**Task goal:**
Report the count of lines holding "name" in the records, with no other words.

======== Raw data ========

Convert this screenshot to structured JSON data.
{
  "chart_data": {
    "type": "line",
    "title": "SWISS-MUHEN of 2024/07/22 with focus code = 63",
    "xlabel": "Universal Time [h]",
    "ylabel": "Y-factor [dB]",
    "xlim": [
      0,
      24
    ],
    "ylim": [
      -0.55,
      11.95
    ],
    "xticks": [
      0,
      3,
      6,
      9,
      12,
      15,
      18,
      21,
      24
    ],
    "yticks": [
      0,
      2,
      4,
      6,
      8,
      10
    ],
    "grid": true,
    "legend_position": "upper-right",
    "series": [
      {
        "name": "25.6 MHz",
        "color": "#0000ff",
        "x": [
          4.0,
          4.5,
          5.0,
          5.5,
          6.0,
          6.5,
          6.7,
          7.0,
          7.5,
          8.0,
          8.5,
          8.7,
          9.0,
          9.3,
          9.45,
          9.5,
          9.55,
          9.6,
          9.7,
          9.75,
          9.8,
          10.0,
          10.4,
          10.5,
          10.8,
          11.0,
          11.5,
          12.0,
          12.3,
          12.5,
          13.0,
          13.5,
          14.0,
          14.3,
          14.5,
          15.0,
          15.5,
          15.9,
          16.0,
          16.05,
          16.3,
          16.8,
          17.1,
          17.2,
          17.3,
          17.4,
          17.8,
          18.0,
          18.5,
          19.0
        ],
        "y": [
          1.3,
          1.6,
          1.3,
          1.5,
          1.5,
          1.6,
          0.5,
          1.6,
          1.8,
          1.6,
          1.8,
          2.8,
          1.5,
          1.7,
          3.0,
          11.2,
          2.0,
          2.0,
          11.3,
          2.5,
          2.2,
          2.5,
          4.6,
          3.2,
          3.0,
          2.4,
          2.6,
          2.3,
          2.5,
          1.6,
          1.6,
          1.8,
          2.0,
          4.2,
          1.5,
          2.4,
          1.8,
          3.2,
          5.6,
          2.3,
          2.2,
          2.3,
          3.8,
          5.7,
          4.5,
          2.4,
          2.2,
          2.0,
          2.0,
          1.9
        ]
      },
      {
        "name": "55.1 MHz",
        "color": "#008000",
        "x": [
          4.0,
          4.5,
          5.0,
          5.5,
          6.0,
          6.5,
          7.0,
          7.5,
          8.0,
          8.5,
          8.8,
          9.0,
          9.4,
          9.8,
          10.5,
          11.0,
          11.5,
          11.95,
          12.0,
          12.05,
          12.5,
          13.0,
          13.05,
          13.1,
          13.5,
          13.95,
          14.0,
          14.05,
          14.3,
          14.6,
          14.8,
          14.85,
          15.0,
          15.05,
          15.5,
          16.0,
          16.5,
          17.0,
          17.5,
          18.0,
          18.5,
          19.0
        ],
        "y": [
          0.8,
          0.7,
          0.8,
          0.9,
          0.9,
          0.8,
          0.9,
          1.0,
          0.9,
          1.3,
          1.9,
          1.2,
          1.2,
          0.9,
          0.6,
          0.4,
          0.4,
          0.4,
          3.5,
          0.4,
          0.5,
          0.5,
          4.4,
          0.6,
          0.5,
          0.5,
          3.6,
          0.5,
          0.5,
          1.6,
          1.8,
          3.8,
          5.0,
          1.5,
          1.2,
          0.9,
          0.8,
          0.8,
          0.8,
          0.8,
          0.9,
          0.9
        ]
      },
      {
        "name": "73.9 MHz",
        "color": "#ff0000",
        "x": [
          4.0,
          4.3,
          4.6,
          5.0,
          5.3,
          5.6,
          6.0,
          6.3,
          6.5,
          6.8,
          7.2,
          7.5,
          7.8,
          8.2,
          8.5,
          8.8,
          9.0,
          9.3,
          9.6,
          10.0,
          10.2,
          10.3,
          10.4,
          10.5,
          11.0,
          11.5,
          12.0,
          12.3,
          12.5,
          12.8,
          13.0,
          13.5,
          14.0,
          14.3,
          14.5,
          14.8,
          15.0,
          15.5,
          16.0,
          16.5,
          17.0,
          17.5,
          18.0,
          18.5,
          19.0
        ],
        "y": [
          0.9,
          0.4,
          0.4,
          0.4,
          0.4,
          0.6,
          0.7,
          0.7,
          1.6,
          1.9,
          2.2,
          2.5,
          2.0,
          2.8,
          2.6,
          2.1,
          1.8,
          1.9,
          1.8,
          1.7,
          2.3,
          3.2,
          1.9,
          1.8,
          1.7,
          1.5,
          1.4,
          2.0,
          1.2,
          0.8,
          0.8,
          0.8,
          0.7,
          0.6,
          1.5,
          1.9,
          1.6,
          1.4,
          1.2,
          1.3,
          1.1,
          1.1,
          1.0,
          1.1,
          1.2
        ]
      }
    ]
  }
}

========

**Exercise response:**
3